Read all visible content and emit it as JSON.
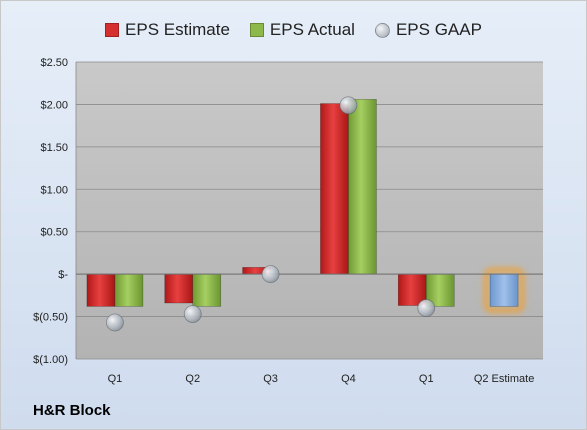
{
  "chart_data": {
    "type": "bar",
    "categories": [
      "Q1",
      "Q2",
      "Q3",
      "Q4",
      "Q1",
      "Q2 Estimate"
    ],
    "series": [
      {
        "name": "EPS Estimate",
        "type": "bar",
        "color": "#d62f2f",
        "values": [
          -0.38,
          -0.34,
          0.08,
          2.01,
          -0.37,
          null
        ]
      },
      {
        "name": "EPS Actual",
        "type": "bar",
        "color": "#8db84a",
        "values": [
          -0.38,
          -0.38,
          0.0,
          2.06,
          -0.38,
          null
        ]
      },
      {
        "name": "EPS GAAP",
        "type": "scatter",
        "color": "#b4bcc6",
        "values": [
          -0.57,
          -0.47,
          0.0,
          1.99,
          -0.4,
          null
        ]
      },
      {
        "name": "",
        "type": "estimate",
        "color": "#7fa8dc",
        "values": [
          null,
          null,
          null,
          null,
          null,
          -0.38
        ]
      }
    ],
    "ylim": [
      -1.0,
      2.5
    ],
    "yticks": [
      2.5,
      2.0,
      1.5,
      1.0,
      0.5,
      0.0,
      -0.5,
      -1.0
    ],
    "ytick_labels": [
      "$2.50",
      "$2.00",
      "$1.50",
      "$1.00",
      "$0.50",
      "$-",
      "$(0.50)",
      "$(1.00)"
    ],
    "grid": true,
    "legend_position": "top",
    "company": "H&R Block"
  }
}
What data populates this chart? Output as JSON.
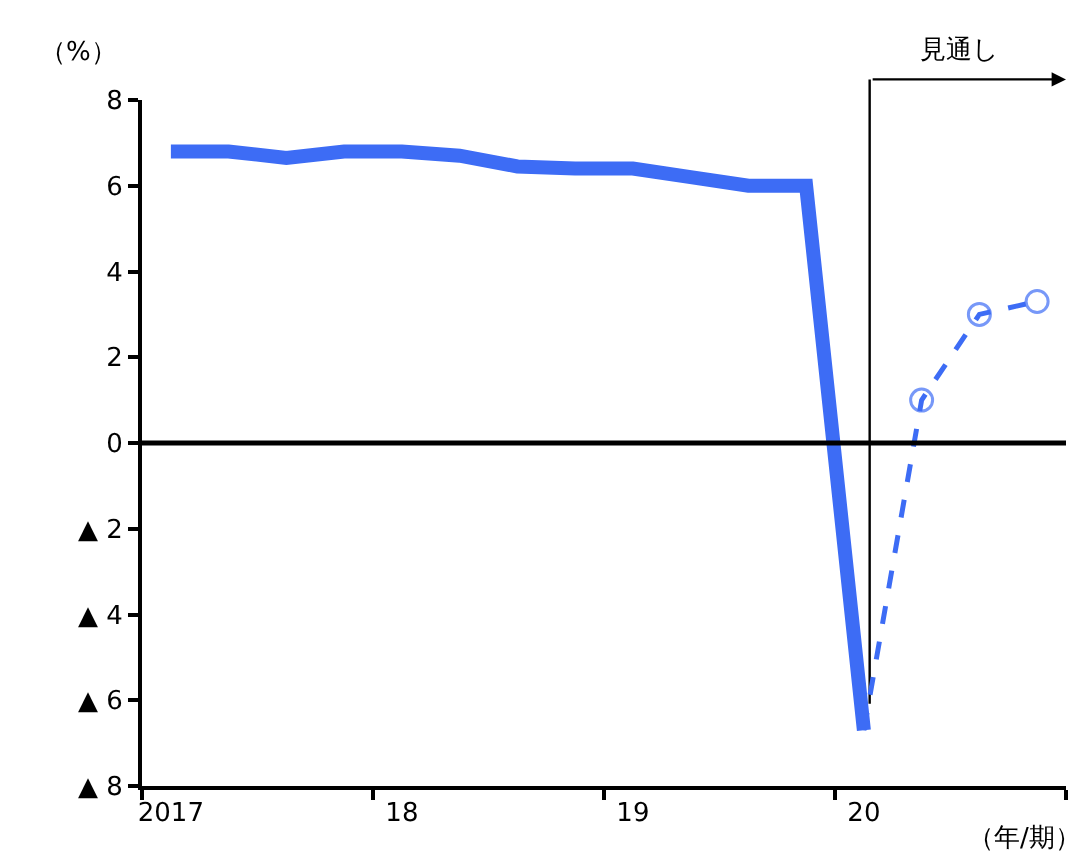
{
  "chart_data": {
    "type": "line",
    "ylabel": "（%）",
    "xlabel": "（年/期）",
    "categories": [
      "2017",
      null,
      null,
      null,
      "18",
      null,
      null,
      null,
      "19",
      null,
      null,
      null,
      "20",
      null,
      null,
      null
    ],
    "ylim": [
      -8,
      8
    ],
    "yticks": [
      {
        "value": -8,
        "label": "▲ 8"
      },
      {
        "value": -6,
        "label": "▲ 6"
      },
      {
        "value": -4,
        "label": "▲ 4"
      },
      {
        "value": -2,
        "label": "▲ 2"
      },
      0,
      2,
      4,
      6,
      8
    ],
    "grid": false,
    "series": [
      {
        "color": "#3d6cf5",
        "line_style": "dashed",
        "marker": "circle",
        "values": [
          null,
          null,
          null,
          null,
          null,
          null,
          null,
          null,
          null,
          null,
          null,
          null,
          -6.7,
          1.0,
          3.0,
          3.3
        ]
      },
      {
        "color": "#3d6cf5",
        "line_style": "solid",
        "marker": "none",
        "values": [
          6.8,
          6.8,
          6.65,
          6.8,
          6.8,
          6.7,
          6.45,
          6.4,
          6.4,
          6.2,
          6.0,
          6.0,
          -6.7,
          null,
          null,
          null
        ]
      }
    ],
    "ref_lines": [
      {
        "axis": "y",
        "value": 0,
        "color": "#000000",
        "line_style": "solid",
        "label": null
      },
      {
        "axis": "x",
        "value": "20",
        "color": "#000000",
        "line_style": "solid",
        "label": "見通し"
      }
    ]
  }
}
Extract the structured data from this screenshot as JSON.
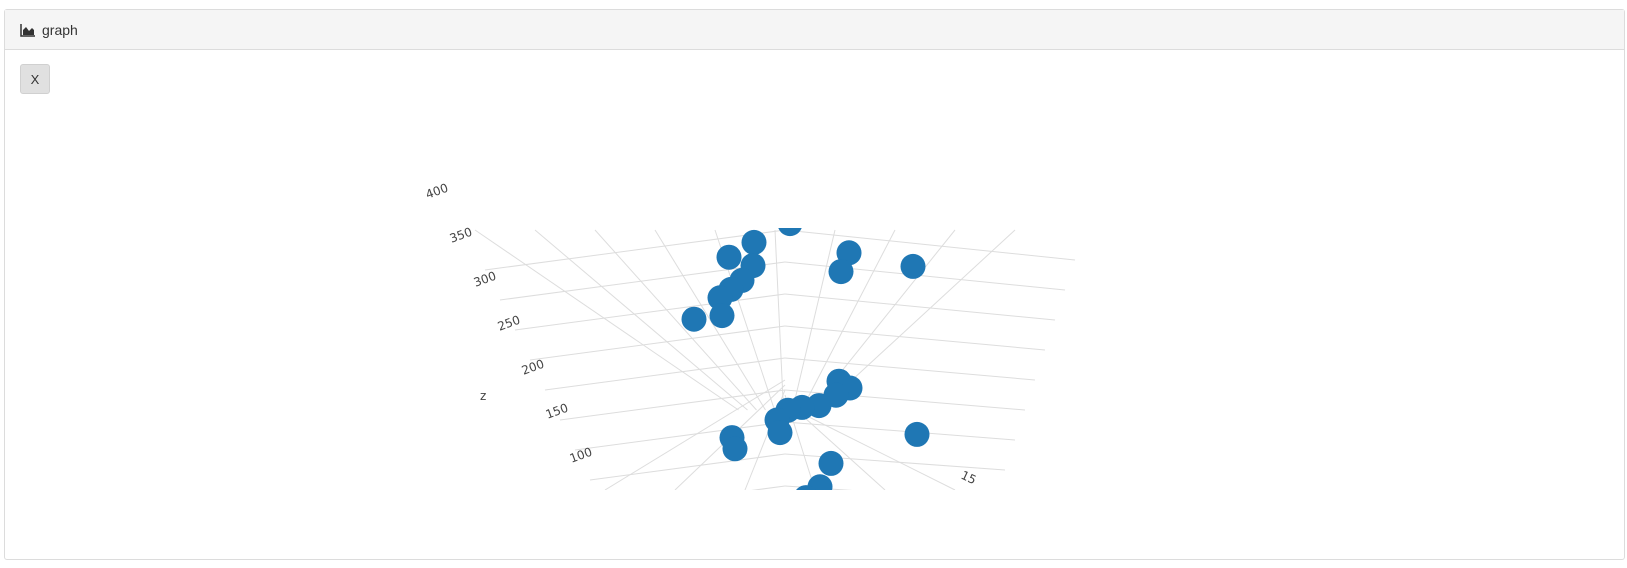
{
  "header": {
    "title": "graph",
    "icon": "area-chart-icon"
  },
  "controls": {
    "close_label": "X"
  },
  "chart_data": {
    "type": "scatter3d",
    "marker_color": "#1f77b4",
    "grid": true,
    "z_axis": {
      "label": "z",
      "ticks": [
        "100",
        "150",
        "200",
        "250",
        "300",
        "350",
        "400"
      ]
    },
    "y_axis": {
      "label": "",
      "ticks": [
        "15"
      ]
    },
    "points": [
      {
        "x": 4,
        "y": 6,
        "z": 410
      },
      {
        "x": 8,
        "y": 7,
        "z": 395
      },
      {
        "x": 5,
        "y": 9,
        "z": 380
      },
      {
        "x": 3,
        "y": 10,
        "z": 365
      },
      {
        "x": 12,
        "y": 8,
        "z": 360
      },
      {
        "x": 11,
        "y": 10,
        "z": 345
      },
      {
        "x": 17,
        "y": 6,
        "z": 330
      },
      {
        "x": 6,
        "y": 4,
        "z": 320
      },
      {
        "x": 5,
        "y": 5,
        "z": 305
      },
      {
        "x": 4,
        "y": 6,
        "z": 298
      },
      {
        "x": 3,
        "y": 7,
        "z": 292
      },
      {
        "x": 2,
        "y": 3,
        "z": 240
      },
      {
        "x": 4,
        "y": 3,
        "z": 245
      },
      {
        "x": 10,
        "y": 14,
        "z": 215
      },
      {
        "x": 11,
        "y": 13,
        "z": 200
      },
      {
        "x": 10,
        "y": 13,
        "z": 190
      },
      {
        "x": 9,
        "y": 12,
        "z": 170
      },
      {
        "x": 8,
        "y": 11,
        "z": 162
      },
      {
        "x": 7,
        "y": 11,
        "z": 158
      },
      {
        "x": 6,
        "y": 12,
        "z": 150
      },
      {
        "x": 6,
        "y": 13,
        "z": 138
      },
      {
        "x": 3,
        "y": 11,
        "z": 120
      },
      {
        "x": 3,
        "y": 12,
        "z": 110
      },
      {
        "x": 16,
        "y": 12,
        "z": 130
      },
      {
        "x": 9,
        "y": 16,
        "z": 112
      },
      {
        "x": 8,
        "y": 17,
        "z": 85
      },
      {
        "x": 7,
        "y": 17,
        "z": 70
      }
    ]
  }
}
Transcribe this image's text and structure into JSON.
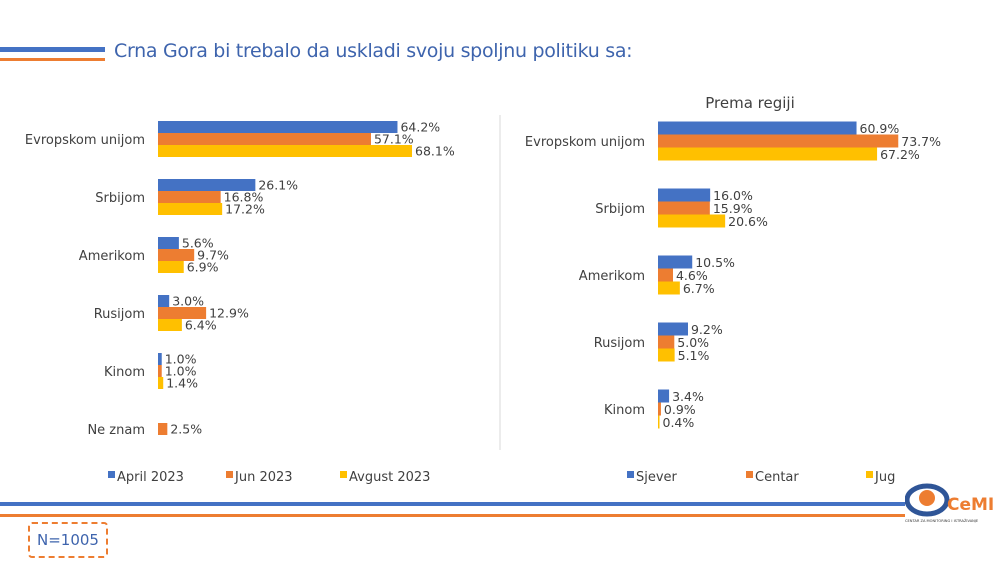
{
  "title": "Crna Gora bi trebalo da uskladi svoju spoljnu politiku sa:",
  "sample": "N=1005",
  "logo": {
    "text": "CeMI",
    "subtitle": "CENTAR ZA MONITORING I ISTRAŽIVANJE"
  },
  "colors": {
    "blue": "#4472c4",
    "orange": "#ed7d31",
    "yellow": "#ffc000",
    "title": "#3e64ad"
  },
  "chart_data": [
    {
      "type": "bar",
      "orientation": "horizontal",
      "title": "",
      "categories": [
        "Evropskom unijom",
        "Srbijom",
        "Amerikom",
        "Rusijom",
        "Kinom",
        "Ne znam"
      ],
      "series": [
        {
          "name": "April 2023",
          "color": "#4472c4",
          "values": [
            64.2,
            26.1,
            5.6,
            3.0,
            1.0,
            null
          ]
        },
        {
          "name": "Jun 2023",
          "color": "#ed7d31",
          "values": [
            57.1,
            16.8,
            9.7,
            12.9,
            1.0,
            2.5
          ]
        },
        {
          "name": "Avgust 2023",
          "color": "#ffc000",
          "values": [
            68.1,
            17.2,
            6.9,
            6.4,
            1.4,
            null
          ]
        }
      ],
      "legend": "bottom",
      "grid": false,
      "unit": "%"
    },
    {
      "type": "bar",
      "orientation": "horizontal",
      "title": "Prema regiji",
      "categories": [
        "Evropskom unijom",
        "Srbijom",
        "Amerikom",
        "Rusijom",
        "Kinom"
      ],
      "series": [
        {
          "name": "Sjever",
          "color": "#4472c4",
          "values": [
            60.9,
            16.0,
            10.5,
            9.2,
            3.4
          ]
        },
        {
          "name": "Centar",
          "color": "#ed7d31",
          "values": [
            73.7,
            15.9,
            4.6,
            5.0,
            0.9
          ]
        },
        {
          "name": "Jug",
          "color": "#ffc000",
          "values": [
            67.2,
            20.6,
            6.7,
            5.1,
            0.4
          ]
        }
      ],
      "legend": "bottom",
      "grid": false,
      "unit": "%"
    }
  ]
}
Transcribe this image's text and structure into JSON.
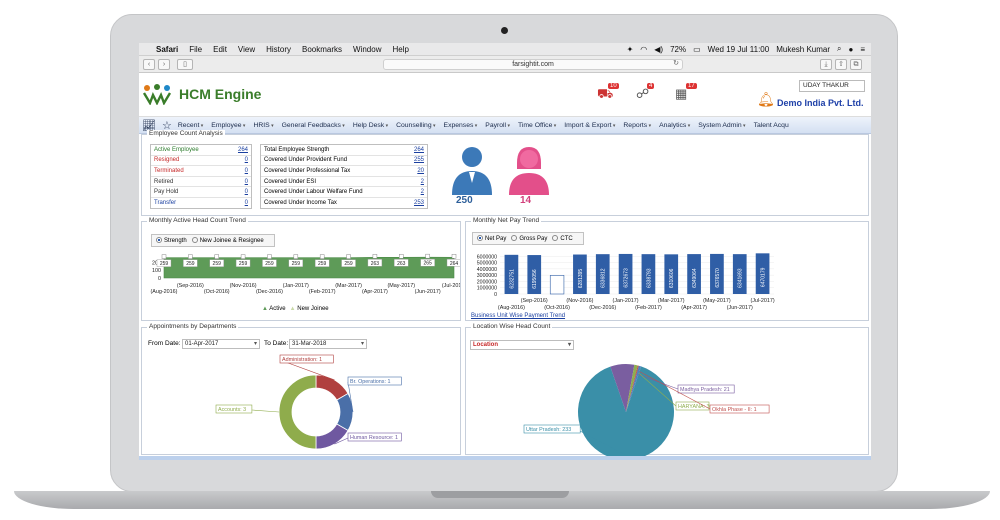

------------------------------------------------

# THE TASK
Go through the listing above and pull out each line containing the word "this".

# OUTPUT
What data populates this chart? Output as JSON.
Extract the structured data from this screenshot as JSON.
Transcribe this image's text and structure into JSON.
Transcribe this image's text and structure into JSON.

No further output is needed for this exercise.